WHAT IS EXPECTED>
Write out every line below that includes the word "zero".
───── MATERIAL TO PROCESS ─────
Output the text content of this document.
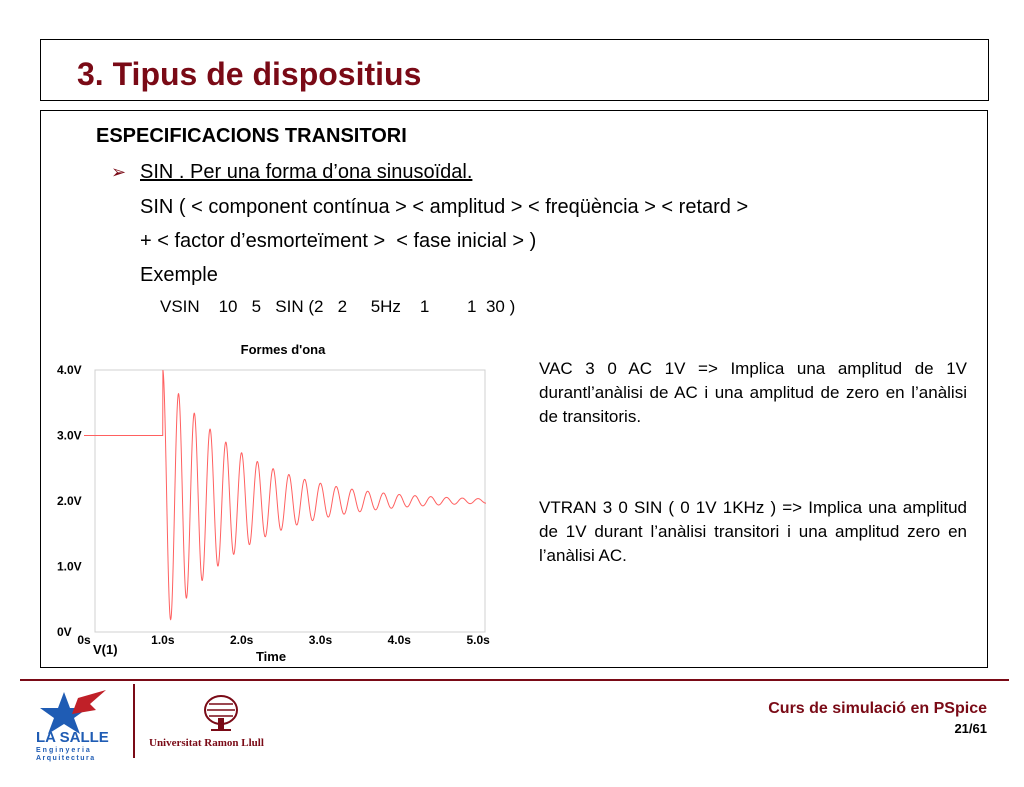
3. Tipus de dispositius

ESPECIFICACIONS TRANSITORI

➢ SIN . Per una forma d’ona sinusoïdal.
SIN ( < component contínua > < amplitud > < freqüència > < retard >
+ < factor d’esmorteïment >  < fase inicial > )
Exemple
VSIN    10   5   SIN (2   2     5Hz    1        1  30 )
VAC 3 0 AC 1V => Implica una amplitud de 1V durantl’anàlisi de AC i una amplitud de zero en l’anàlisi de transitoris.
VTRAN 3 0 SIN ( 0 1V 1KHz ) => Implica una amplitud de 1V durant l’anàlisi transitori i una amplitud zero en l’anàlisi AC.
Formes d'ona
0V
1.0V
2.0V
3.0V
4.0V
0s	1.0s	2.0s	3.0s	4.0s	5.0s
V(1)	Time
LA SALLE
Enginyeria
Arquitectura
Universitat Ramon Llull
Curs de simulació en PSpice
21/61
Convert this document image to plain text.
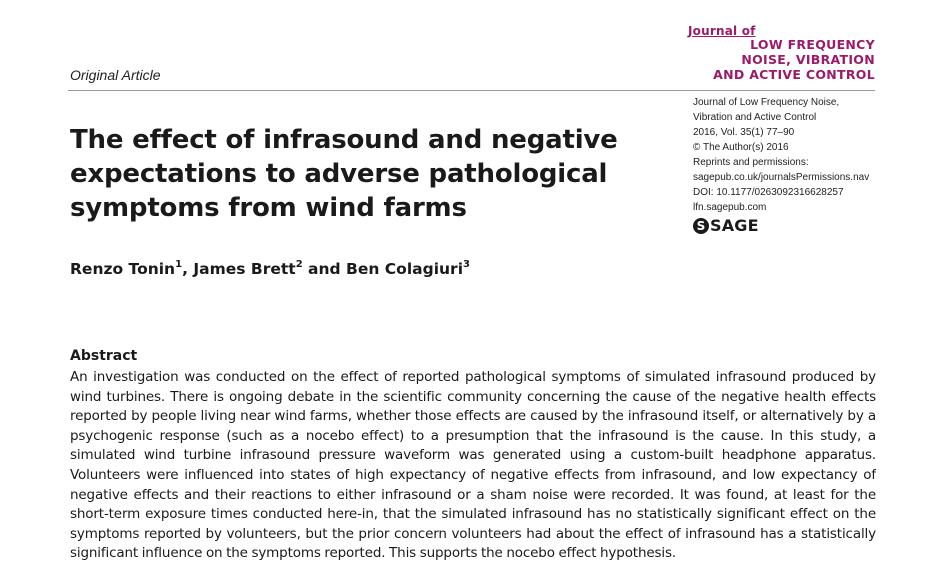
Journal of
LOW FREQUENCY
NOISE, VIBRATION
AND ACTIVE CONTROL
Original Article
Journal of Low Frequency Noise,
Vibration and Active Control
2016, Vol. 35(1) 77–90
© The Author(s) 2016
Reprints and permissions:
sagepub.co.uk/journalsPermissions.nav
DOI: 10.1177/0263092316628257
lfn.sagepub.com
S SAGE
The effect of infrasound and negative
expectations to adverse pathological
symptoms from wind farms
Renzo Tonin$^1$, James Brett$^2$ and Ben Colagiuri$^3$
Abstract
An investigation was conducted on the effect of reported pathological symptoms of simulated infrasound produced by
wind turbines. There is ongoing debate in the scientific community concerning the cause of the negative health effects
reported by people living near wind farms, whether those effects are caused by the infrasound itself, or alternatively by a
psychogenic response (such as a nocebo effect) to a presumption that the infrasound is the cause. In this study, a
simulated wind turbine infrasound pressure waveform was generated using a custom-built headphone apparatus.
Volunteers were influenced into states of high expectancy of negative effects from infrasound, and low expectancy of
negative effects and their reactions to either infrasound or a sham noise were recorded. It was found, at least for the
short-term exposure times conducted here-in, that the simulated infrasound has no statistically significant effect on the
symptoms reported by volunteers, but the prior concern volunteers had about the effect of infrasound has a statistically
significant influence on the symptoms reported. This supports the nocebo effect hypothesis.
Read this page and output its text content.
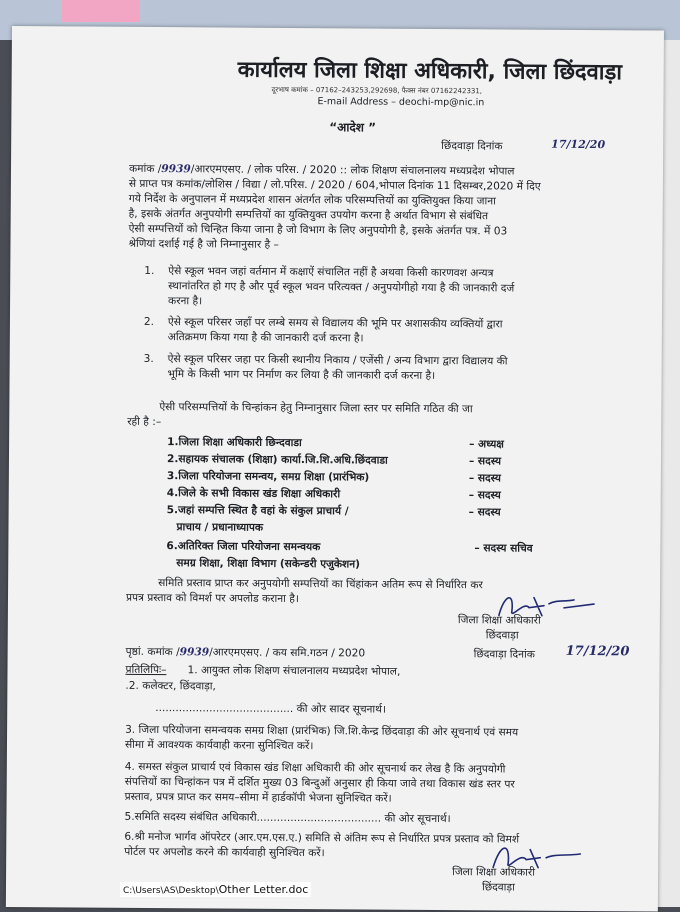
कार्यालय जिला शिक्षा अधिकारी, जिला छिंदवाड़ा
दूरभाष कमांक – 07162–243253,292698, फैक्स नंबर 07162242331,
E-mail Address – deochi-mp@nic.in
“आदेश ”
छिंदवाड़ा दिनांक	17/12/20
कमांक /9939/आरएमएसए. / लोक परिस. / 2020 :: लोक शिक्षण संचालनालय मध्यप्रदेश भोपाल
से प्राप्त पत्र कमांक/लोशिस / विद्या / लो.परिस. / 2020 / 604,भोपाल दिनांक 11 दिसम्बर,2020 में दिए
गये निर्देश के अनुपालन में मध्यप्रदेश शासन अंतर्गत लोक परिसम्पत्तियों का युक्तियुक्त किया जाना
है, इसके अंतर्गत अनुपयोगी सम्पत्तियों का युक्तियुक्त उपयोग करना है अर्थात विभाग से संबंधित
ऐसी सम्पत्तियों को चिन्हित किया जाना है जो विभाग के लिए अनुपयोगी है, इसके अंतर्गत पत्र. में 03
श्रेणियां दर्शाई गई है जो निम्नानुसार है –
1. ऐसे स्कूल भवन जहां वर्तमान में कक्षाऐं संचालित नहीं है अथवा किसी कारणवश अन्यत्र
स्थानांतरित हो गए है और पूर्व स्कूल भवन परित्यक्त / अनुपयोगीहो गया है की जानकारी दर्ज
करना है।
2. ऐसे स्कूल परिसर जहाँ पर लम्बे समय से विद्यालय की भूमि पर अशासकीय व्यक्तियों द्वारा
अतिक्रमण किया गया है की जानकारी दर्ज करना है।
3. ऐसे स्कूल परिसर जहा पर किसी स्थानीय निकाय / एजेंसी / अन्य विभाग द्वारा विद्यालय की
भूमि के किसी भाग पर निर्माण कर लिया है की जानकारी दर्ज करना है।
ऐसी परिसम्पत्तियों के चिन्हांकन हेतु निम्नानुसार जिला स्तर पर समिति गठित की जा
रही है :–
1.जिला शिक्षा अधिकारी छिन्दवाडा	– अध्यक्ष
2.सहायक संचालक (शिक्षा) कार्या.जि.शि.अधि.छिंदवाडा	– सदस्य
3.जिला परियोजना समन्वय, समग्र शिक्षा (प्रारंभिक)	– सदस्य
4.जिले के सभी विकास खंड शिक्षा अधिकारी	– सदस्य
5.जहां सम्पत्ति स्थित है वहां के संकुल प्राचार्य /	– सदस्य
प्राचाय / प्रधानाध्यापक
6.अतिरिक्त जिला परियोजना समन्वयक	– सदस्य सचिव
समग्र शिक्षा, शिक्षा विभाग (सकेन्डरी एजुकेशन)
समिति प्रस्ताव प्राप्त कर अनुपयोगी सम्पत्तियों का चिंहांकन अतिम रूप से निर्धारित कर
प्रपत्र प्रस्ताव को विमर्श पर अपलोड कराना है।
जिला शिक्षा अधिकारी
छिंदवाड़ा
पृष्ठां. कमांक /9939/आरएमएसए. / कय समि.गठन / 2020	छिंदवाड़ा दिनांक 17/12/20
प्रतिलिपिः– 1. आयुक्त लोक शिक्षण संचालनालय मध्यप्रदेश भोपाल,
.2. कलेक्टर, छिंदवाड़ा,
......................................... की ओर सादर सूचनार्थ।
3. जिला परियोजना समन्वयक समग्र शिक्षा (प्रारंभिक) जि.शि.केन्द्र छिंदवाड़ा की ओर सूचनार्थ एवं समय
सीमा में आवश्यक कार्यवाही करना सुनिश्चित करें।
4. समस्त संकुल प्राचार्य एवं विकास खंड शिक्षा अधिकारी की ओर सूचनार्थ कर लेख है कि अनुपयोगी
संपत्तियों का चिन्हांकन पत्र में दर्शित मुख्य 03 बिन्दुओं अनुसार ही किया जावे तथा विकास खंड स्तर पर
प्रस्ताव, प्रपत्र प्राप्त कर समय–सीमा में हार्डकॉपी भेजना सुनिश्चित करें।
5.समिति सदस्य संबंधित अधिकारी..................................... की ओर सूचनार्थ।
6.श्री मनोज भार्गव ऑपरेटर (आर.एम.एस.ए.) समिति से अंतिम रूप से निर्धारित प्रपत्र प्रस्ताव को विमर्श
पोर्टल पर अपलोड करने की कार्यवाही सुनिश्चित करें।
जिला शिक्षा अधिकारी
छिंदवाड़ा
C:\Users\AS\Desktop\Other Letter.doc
─────
───── MATERIAL TO PROCESS ─────
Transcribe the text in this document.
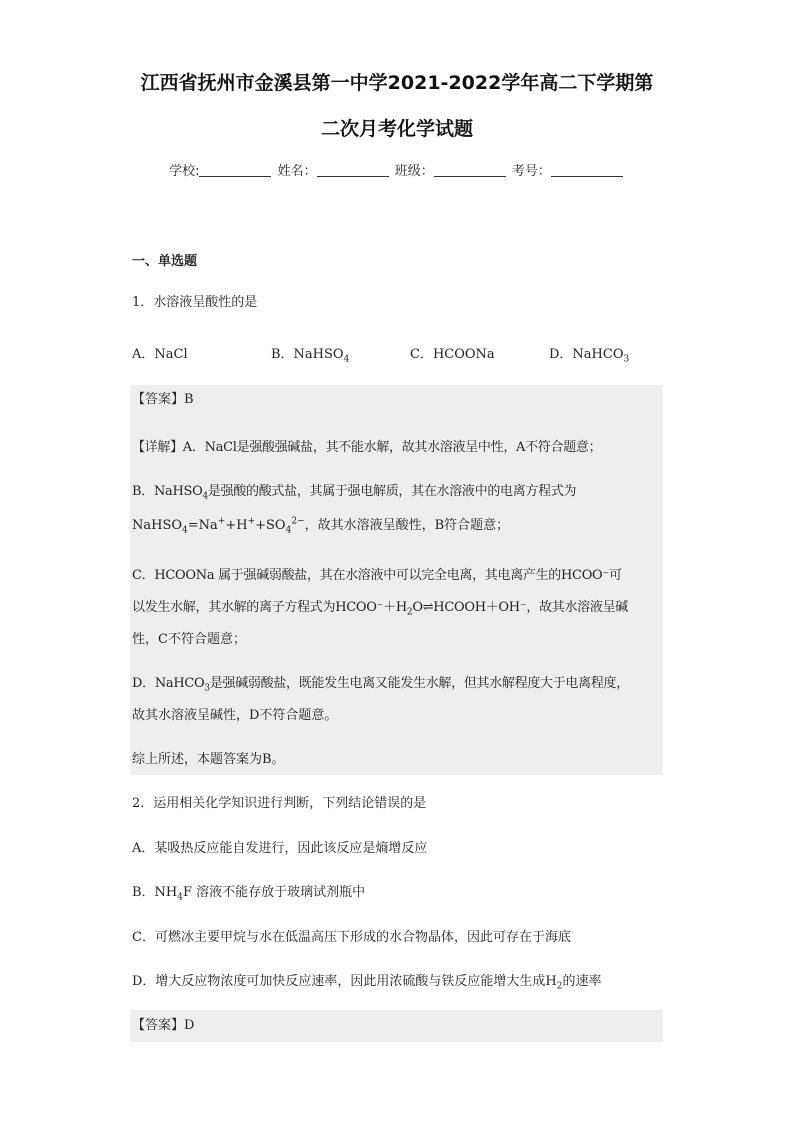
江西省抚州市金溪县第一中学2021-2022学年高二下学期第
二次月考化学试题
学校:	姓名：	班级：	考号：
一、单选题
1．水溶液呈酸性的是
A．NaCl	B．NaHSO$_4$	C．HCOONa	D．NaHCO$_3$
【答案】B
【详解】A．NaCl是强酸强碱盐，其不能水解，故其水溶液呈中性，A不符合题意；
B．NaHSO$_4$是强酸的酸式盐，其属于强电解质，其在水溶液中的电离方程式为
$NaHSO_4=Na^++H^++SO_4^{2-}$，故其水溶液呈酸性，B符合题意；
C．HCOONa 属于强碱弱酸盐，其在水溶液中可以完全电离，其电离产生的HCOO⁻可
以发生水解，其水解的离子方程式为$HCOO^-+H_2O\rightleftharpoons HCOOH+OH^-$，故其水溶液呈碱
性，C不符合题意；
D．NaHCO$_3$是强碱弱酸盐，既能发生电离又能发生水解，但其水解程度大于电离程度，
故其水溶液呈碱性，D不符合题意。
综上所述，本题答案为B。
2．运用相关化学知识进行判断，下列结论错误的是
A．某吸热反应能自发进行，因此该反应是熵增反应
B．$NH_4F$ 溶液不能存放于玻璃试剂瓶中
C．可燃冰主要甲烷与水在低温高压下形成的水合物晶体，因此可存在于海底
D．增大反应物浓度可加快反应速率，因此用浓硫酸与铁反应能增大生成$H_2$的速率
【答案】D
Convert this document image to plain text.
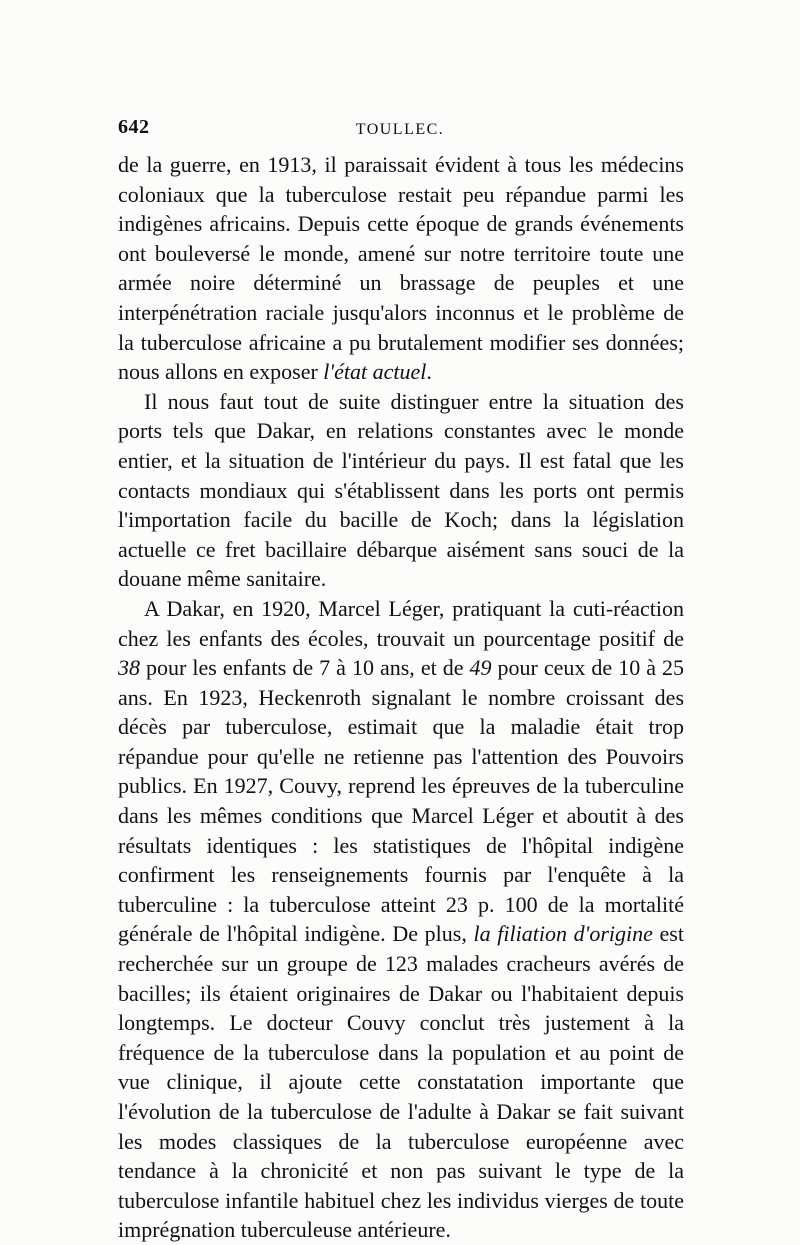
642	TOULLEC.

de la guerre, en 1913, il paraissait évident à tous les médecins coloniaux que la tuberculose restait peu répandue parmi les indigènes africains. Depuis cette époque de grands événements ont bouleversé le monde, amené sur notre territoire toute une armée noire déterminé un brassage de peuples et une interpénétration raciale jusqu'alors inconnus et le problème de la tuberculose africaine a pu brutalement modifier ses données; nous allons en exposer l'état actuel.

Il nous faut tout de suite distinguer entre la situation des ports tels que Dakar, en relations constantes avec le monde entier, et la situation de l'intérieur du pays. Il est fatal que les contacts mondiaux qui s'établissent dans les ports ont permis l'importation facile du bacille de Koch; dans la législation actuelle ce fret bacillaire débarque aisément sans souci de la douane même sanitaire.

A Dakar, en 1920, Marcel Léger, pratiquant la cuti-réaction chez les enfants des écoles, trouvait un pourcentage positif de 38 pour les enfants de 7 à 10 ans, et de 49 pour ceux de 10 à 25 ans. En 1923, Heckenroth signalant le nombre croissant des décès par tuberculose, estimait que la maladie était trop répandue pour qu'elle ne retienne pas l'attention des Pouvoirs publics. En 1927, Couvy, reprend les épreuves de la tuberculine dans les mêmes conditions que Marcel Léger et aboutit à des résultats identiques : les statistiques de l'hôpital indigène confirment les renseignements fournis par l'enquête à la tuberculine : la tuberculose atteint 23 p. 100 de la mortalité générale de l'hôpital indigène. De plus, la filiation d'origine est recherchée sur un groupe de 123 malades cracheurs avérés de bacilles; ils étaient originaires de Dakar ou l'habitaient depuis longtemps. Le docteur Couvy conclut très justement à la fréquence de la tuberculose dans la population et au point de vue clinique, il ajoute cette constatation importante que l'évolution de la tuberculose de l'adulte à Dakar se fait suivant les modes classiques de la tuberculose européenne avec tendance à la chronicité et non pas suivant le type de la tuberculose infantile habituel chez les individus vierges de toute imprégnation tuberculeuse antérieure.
─────
SOLUTION TO THE EXERCISE>
VAC 3 0 AC 1V => Implica una amplitud de 1V durantl’anàlisi de AC i una amplitud de zero en l’anàlisi de transitoris.
VTRAN 3 0 SIN ( 0 1V 1KHz ) => Implica una amplitud de 1V durant l’anàlisi transitori i una amplitud zero en l’anàlisi AC.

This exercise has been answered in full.